## Figure record extracts
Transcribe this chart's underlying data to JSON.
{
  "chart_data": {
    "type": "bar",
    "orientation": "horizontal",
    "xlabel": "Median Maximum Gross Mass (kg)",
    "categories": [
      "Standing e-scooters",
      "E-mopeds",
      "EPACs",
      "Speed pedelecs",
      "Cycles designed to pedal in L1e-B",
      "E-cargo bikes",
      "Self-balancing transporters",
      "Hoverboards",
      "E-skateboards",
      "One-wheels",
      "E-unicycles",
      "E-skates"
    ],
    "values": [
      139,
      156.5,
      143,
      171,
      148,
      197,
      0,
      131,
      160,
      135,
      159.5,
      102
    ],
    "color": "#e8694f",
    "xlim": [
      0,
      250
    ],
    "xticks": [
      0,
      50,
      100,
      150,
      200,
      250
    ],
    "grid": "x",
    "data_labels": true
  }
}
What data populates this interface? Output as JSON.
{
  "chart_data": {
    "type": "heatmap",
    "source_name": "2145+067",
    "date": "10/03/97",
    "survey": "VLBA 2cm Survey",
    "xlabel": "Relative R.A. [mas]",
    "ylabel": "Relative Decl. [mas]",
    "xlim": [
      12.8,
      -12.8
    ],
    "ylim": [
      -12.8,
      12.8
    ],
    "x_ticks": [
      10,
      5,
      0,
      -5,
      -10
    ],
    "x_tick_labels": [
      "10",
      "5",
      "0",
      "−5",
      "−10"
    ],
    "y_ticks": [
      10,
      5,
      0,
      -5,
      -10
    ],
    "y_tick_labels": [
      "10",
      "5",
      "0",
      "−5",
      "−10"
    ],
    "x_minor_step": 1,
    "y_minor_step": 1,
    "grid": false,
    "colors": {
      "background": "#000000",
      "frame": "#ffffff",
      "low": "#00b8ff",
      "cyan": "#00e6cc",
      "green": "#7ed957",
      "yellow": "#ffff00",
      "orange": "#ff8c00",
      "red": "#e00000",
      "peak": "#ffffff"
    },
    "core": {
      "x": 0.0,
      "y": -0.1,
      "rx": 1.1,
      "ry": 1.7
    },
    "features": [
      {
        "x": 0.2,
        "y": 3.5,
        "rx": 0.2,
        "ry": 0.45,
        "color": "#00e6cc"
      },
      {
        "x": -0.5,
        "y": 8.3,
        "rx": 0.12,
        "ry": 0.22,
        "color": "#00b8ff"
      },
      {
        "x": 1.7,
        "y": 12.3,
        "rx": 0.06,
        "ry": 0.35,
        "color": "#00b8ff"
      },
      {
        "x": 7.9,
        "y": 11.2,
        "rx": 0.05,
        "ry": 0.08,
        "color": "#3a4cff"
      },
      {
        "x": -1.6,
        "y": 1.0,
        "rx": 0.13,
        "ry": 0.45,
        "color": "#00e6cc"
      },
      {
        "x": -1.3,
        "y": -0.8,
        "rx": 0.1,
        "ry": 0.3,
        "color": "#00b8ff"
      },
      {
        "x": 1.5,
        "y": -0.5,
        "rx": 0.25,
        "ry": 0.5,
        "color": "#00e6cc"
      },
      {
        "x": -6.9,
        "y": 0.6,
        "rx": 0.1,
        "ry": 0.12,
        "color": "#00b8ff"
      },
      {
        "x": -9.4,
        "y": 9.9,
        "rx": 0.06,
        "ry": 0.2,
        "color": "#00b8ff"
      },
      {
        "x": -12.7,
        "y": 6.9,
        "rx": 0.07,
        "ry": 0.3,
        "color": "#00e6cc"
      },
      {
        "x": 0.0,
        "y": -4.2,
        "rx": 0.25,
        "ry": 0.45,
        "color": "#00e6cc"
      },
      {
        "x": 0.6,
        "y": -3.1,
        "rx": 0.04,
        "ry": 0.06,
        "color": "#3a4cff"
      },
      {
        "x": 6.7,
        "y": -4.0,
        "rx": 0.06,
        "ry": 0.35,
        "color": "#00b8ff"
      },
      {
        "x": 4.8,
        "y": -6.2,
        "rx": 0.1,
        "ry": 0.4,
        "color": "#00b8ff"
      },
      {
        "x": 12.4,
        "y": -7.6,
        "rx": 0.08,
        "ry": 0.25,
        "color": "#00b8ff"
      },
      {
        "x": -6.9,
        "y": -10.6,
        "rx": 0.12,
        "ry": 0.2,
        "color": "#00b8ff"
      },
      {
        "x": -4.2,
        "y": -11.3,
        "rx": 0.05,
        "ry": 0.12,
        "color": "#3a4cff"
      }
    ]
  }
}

## What to work on
Copy the material above verbatim.

## Result for this exercise
Transcribe this chart's underlying data to JSON.
{
  "chart_data": {
    "type": "bar",
    "orientation": "horizontal",
    "xlabel": "Median Maximum Gross Mass (kg)",
    "categories": [
      "Standing e-scooters",
      "E-mopeds",
      "EPACs",
      "Speed pedelecs",
      "Cycles designed to pedal in L1e-B",
      "E-cargo bikes",
      "Self-balancing transporters",
      "Hoverboards",
      "E-skateboards",
      "One-wheels",
      "E-unicycles",
      "E-skates"
    ],
    "values": [
      139,
      156.5,
      143,
      171,
      148,
      197,
      0,
      131,
      160,
      135,
      159.5,
      102
    ],
    "color": "#e8694f",
    "xlim": [
      0,
      250
    ],
    "xticks": [
      0,
      50,
      100,
      150,
      200,
      250
    ],
    "grid": "x",
    "data_labels": true
  }
}
What data populates this interface? Output as JSON.
{
  "chart_data": {
    "type": "heatmap",
    "source_name": "2145+067",
    "date": "10/03/97",
    "survey": "VLBA 2cm Survey",
    "xlabel": "Relative R.A. [mas]",
    "ylabel": "Relative Decl. [mas]",
    "xlim": [
      12.8,
      -12.8
    ],
    "ylim": [
      -12.8,
      12.8
    ],
    "x_ticks": [
      10,
      5,
      0,
      -5,
      -10
    ],
    "x_tick_labels": [
      "10",
      "5",
      "0",
      "−5",
      "−10"
    ],
    "y_ticks": [
      10,
      5,
      0,
      -5,
      -10
    ],
    "y_tick_labels": [
      "10",
      "5",
      "0",
      "−5",
      "−10"
    ],
    "x_minor_step": 1,
    "y_minor_step": 1,
    "grid": false,
    "colors": {
      "background": "#000000",
      "frame": "#ffffff",
      "low": "#00b8ff",
      "cyan": "#00e6cc",
      "green": "#7ed957",
      "yellow": "#ffff00",
      "orange": "#ff8c00",
      "red": "#e00000",
      "peak": "#ffffff"
    },
    "core": {
      "x": 0.0,
      "y": -0.1,
      "rx": 1.1,
      "ry": 1.7
    },
    "features": [
      {
        "x": 0.2,
        "y": 3.5,
        "rx": 0.2,
        "ry": 0.45,
        "color": "#00e6cc"
      },
      {
        "x": -0.5,
        "y": 8.3,
        "rx": 0.12,
        "ry": 0.22,
        "color": "#00b8ff"
      },
      {
        "x": 1.7,
        "y": 12.3,
        "rx": 0.06,
        "ry": 0.35,
        "color": "#00b8ff"
      },
      {
        "x": 7.9,
        "y": 11.2,
        "rx": 0.05,
        "ry": 0.08,
        "color": "#3a4cff"
      },
      {
        "x": -1.6,
        "y": 1.0,
        "rx": 0.13,
        "ry": 0.45,
        "color": "#00e6cc"
      },
      {
        "x": -1.3,
        "y": -0.8,
        "rx": 0.1,
        "ry": 0.3,
        "color": "#00b8ff"
      },
      {
        "x": 1.5,
        "y": -0.5,
        "rx": 0.25,
        "ry": 0.5,
        "color": "#00e6cc"
      },
      {
        "x": -6.9,
        "y": 0.6,
        "rx": 0.1,
        "ry": 0.12,
        "color": "#00b8ff"
      },
      {
        "x": -9.4,
        "y": 9.9,
        "rx": 0.06,
        "ry": 0.2,
        "color": "#00b8ff"
      },
      {
        "x": -12.7,
        "y": 6.9,
        "rx": 0.07,
        "ry": 0.3,
        "color": "#00e6cc"
      },
      {
        "x": 0.0,
        "y": -4.2,
        "rx": 0.25,
        "ry": 0.45,
        "color": "#00e6cc"
      },
      {
        "x": 0.6,
        "y": -3.1,
        "rx": 0.04,
        "ry": 0.06,
        "color": "#3a4cff"
      },
      {
        "x": 6.7,
        "y": -4.0,
        "rx": 0.06,
        "ry": 0.35,
        "color": "#00b8ff"
      },
      {
        "x": 4.8,
        "y": -6.2,
        "rx": 0.1,
        "ry": 0.4,
        "color": "#00b8ff"
      },
      {
        "x": 12.4,
        "y": -7.6,
        "rx": 0.08,
        "ry": 0.25,
        "color": "#00b8ff"
      },
      {
        "x": -6.9,
        "y": -10.6,
        "rx": 0.12,
        "ry": 0.2,
        "color": "#00b8ff"
      },
      {
        "x": -4.2,
        "y": -11.3,
        "rx": 0.05,
        "ry": 0.12,
        "color": "#3a4cff"
      }
    ]
  }
}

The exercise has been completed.